# DIRECTIONS FOR THIS TASK
The listing below must be repeated word for word, with its images excluded.

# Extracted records
--- Begin ---
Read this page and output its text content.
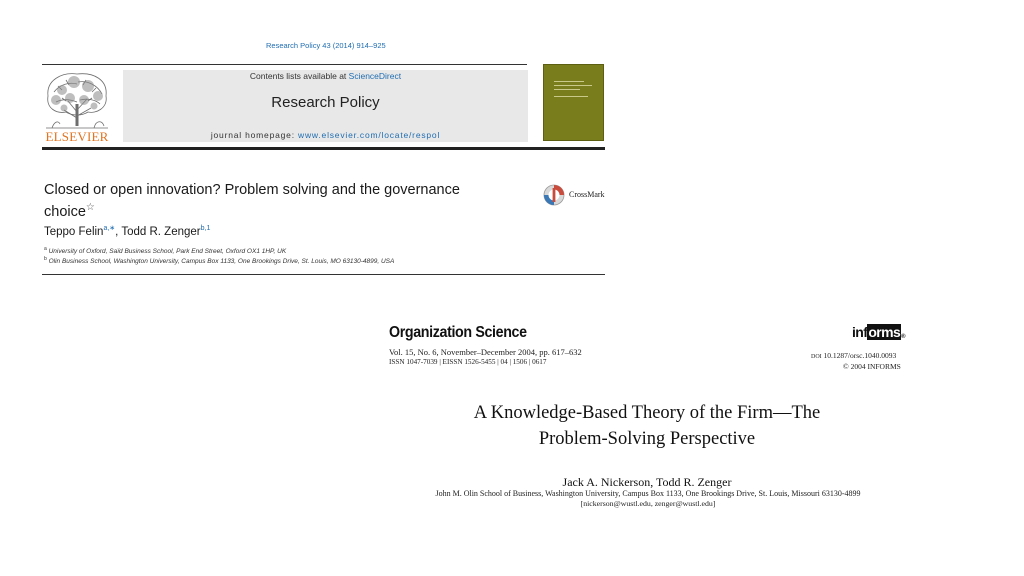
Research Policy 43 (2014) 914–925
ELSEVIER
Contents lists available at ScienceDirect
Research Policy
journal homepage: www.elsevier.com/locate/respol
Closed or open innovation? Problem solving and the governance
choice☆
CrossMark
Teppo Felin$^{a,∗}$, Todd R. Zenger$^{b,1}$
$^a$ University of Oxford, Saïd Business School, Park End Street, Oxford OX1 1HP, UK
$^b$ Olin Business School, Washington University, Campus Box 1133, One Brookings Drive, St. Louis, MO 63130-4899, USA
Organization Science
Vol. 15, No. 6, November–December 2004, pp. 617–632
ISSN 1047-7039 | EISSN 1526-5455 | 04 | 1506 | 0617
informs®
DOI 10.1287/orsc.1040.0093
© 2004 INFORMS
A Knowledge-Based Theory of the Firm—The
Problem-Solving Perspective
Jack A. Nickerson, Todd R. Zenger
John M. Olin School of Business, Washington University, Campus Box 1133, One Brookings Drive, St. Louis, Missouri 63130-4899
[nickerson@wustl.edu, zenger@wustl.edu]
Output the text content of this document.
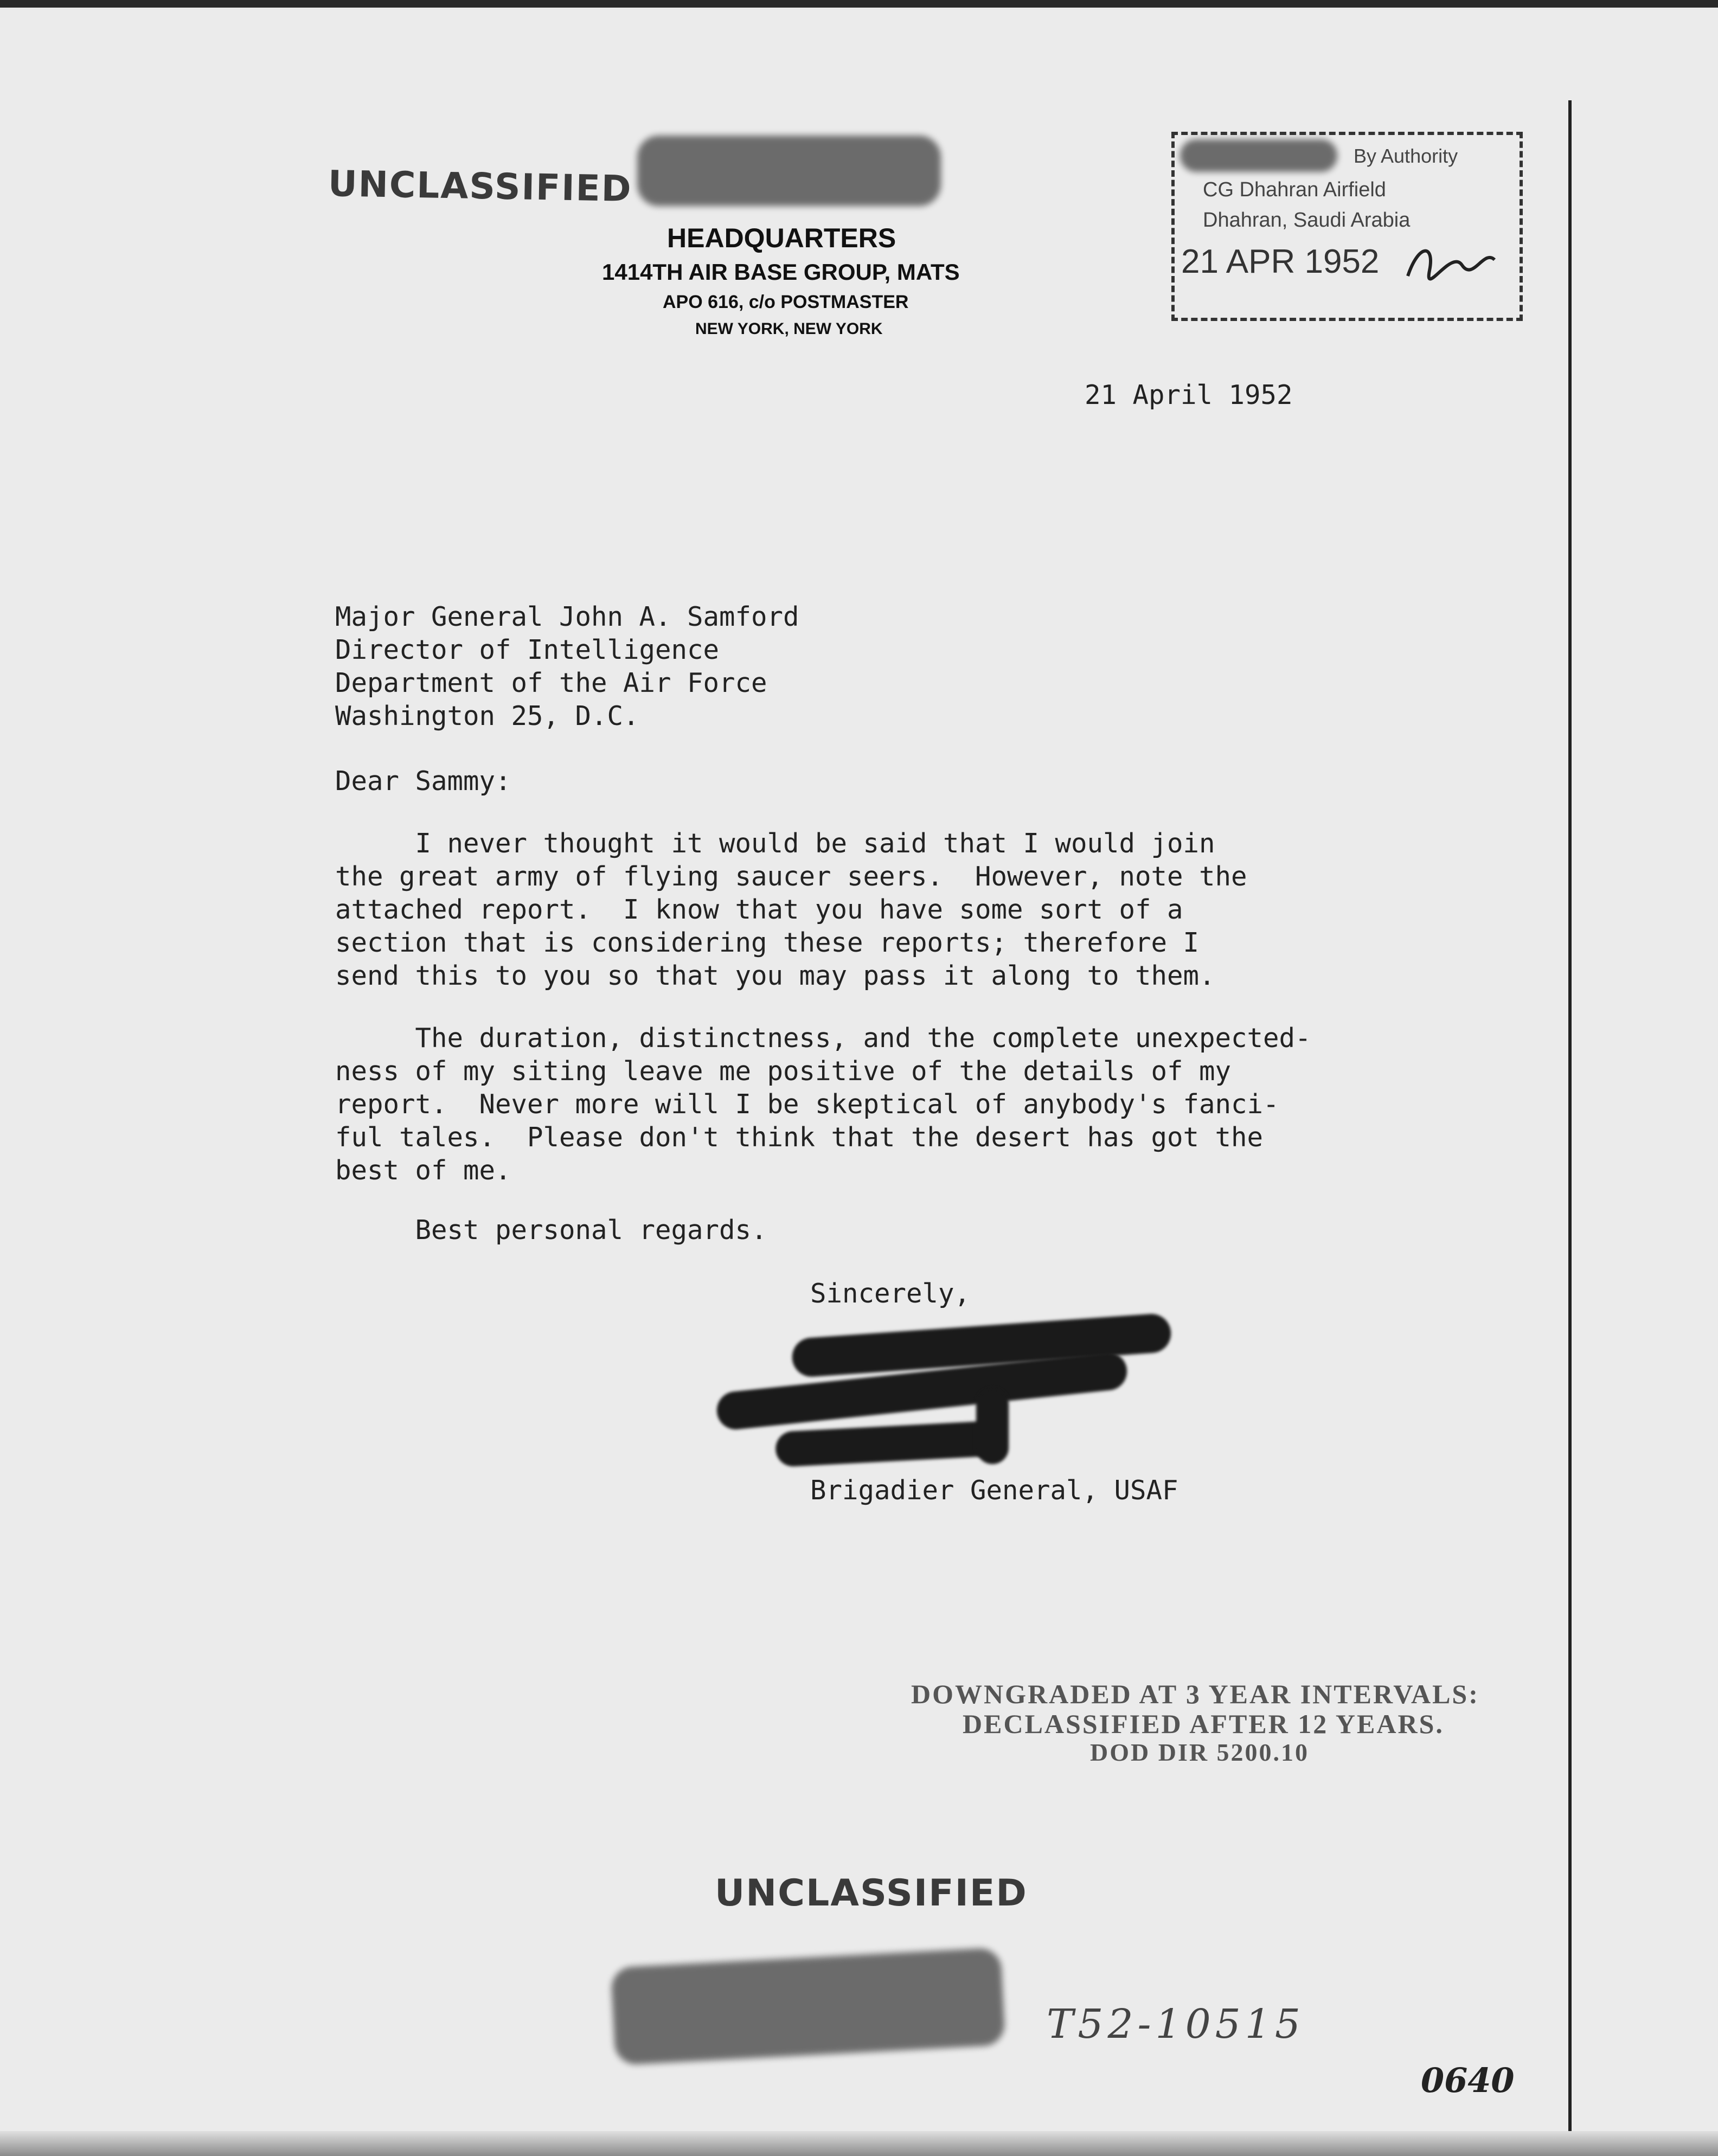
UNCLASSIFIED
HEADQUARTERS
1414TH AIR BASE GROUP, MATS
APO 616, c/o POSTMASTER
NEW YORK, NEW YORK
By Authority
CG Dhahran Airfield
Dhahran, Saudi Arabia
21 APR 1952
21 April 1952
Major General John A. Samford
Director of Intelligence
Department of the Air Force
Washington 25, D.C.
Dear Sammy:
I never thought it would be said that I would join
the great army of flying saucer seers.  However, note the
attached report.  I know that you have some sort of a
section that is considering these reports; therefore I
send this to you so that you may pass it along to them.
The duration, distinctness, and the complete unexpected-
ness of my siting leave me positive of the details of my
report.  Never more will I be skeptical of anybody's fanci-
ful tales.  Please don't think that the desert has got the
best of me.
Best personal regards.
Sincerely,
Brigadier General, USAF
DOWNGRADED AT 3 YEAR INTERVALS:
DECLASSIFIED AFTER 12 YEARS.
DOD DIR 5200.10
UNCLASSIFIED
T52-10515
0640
--- End ---
# EXPECTED ANSWER
Read this page and output its text content.
Research Policy 43 (2014) 914–925
ELSEVIER
Contents lists available at ScienceDirect
Research Policy
journal homepage: www.elsevier.com/locate/respol
Closed or open innovation? Problem solving and the governance
choice☆
CrossMark
Teppo Felin$^{a,∗}$, Todd R. Zenger$^{b,1}$
$^a$ University of Oxford, Saïd Business School, Park End Street, Oxford OX1 1HP, UK
$^b$ Olin Business School, Washington University, Campus Box 1133, One Brookings Drive, St. Louis, MO 63130-4899, USA
Organization Science
Vol. 15, No. 6, November–December 2004, pp. 617–632
ISSN 1047-7039 | EISSN 1526-5455 | 04 | 1506 | 0617
informs®
DOI 10.1287/orsc.1040.0093
© 2004 INFORMS
A Knowledge-Based Theory of the Firm—The
Problem-Solving Perspective
Jack A. Nickerson, Todd R. Zenger
John M. Olin School of Business, Washington University, Campus Box 1133, One Brookings Drive, St. Louis, Missouri 63130-4899
[nickerson@wustl.edu, zenger@wustl.edu]
Output the text content of this document.
UNCLASSIFIED
HEADQUARTERS
1414TH AIR BASE GROUP, MATS
APO 616, c/o POSTMASTER
NEW YORK, NEW YORK
By Authority
CG Dhahran Airfield
Dhahran, Saudi Arabia
21 APR 1952
21 April 1952
Major General John A. Samford
Director of Intelligence
Department of the Air Force
Washington 25, D.C.
Dear Sammy:
I never thought it would be said that I would join
the great army of flying saucer seers.  However, note the
attached report.  I know that you have some sort of a
section that is considering these reports; therefore I
send this to you so that you may pass it along to them.
The duration, distinctness, and the complete unexpected-
ness of my siting leave me positive of the details of my
report.  Never more will I be skeptical of anybody's fanci-
ful tales.  Please don't think that the desert has got the
best of me.
Best personal regards.
Sincerely,
Brigadier General, USAF
DOWNGRADED AT 3 YEAR INTERVALS:
DECLASSIFIED AFTER 12 YEARS.
DOD DIR 5200.10
UNCLASSIFIED
T52-10515
0640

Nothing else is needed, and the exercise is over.